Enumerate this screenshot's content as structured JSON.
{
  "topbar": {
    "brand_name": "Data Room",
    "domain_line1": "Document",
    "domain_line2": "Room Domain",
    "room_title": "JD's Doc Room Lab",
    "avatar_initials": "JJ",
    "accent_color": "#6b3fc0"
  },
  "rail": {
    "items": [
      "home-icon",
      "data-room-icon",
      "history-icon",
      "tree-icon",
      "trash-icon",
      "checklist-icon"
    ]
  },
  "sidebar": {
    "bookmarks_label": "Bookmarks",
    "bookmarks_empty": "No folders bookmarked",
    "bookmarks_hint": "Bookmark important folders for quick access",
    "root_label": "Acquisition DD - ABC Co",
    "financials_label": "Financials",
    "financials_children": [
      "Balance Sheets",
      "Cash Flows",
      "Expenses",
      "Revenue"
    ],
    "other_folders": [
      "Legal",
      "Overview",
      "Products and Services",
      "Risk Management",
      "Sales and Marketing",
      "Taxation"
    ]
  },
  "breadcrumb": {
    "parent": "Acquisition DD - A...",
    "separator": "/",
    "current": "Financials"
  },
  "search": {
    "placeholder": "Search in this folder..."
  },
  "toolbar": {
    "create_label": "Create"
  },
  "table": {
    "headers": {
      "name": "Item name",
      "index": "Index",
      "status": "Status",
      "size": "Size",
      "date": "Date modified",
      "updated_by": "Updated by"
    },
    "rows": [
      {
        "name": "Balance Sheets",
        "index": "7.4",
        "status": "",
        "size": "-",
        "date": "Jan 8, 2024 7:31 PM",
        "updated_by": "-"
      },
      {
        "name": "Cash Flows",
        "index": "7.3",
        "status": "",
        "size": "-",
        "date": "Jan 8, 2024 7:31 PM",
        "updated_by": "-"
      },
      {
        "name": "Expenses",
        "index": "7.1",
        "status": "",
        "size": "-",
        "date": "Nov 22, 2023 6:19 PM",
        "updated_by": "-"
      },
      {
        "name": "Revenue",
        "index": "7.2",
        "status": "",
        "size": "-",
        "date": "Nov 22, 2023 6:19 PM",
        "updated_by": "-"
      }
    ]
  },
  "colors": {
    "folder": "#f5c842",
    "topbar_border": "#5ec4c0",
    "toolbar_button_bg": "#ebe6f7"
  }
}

━━━━

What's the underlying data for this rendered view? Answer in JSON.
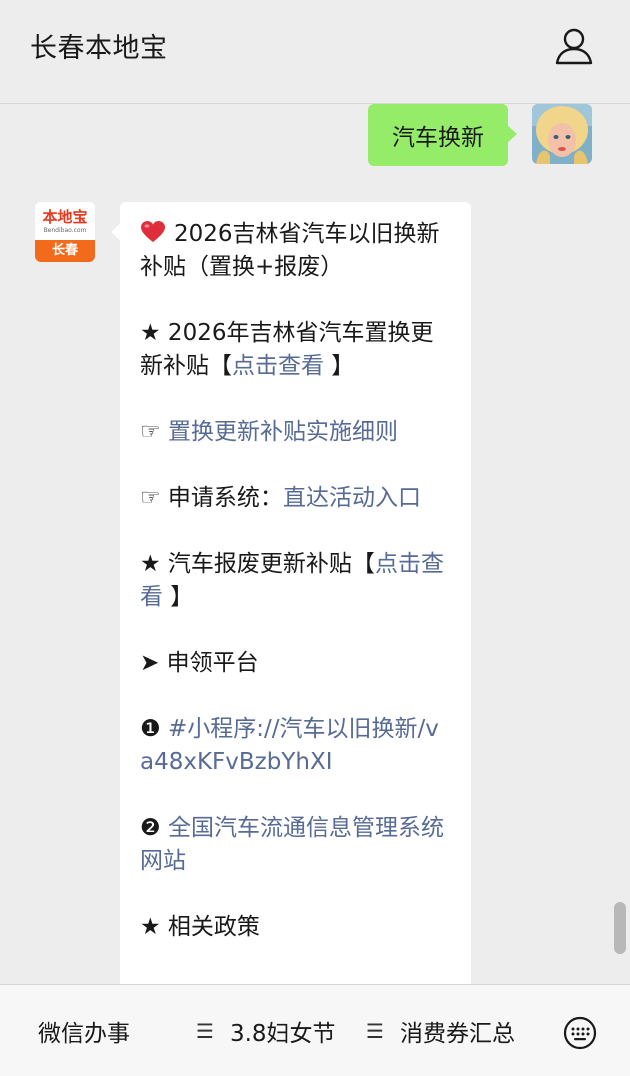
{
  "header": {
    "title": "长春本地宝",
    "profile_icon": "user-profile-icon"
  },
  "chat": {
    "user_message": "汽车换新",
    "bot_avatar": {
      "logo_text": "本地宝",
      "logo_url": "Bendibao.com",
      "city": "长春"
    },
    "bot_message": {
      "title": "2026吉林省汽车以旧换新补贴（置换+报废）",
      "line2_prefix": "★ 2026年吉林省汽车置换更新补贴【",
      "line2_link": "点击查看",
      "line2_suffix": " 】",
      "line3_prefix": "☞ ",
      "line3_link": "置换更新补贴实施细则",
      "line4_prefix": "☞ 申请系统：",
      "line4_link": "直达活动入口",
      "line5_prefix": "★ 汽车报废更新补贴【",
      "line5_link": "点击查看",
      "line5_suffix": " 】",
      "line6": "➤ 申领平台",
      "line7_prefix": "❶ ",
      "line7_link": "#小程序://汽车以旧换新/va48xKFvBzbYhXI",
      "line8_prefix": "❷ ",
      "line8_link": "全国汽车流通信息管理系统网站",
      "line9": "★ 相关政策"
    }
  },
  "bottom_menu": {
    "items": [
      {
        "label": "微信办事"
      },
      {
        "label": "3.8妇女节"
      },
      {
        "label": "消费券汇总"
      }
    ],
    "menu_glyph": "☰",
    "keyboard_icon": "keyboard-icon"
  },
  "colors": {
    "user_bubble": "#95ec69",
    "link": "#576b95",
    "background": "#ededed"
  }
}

━━━━

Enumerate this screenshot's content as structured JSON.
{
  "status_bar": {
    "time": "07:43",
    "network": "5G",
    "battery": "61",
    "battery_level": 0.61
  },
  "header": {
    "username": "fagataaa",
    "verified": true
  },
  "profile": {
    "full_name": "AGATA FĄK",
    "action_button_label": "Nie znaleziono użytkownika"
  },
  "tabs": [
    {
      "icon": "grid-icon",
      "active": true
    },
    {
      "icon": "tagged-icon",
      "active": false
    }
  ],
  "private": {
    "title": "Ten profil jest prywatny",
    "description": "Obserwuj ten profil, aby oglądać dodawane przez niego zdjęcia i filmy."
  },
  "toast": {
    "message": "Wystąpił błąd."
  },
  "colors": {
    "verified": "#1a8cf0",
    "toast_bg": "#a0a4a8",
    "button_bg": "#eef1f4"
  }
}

━━━━

*Exercise details*:
Select all lines in the listing that include the word "Acquisition".

*Final result*:
    "root_label": "Acquisition DD - ABC Co",
    "parent": "Acquisition DD - A...",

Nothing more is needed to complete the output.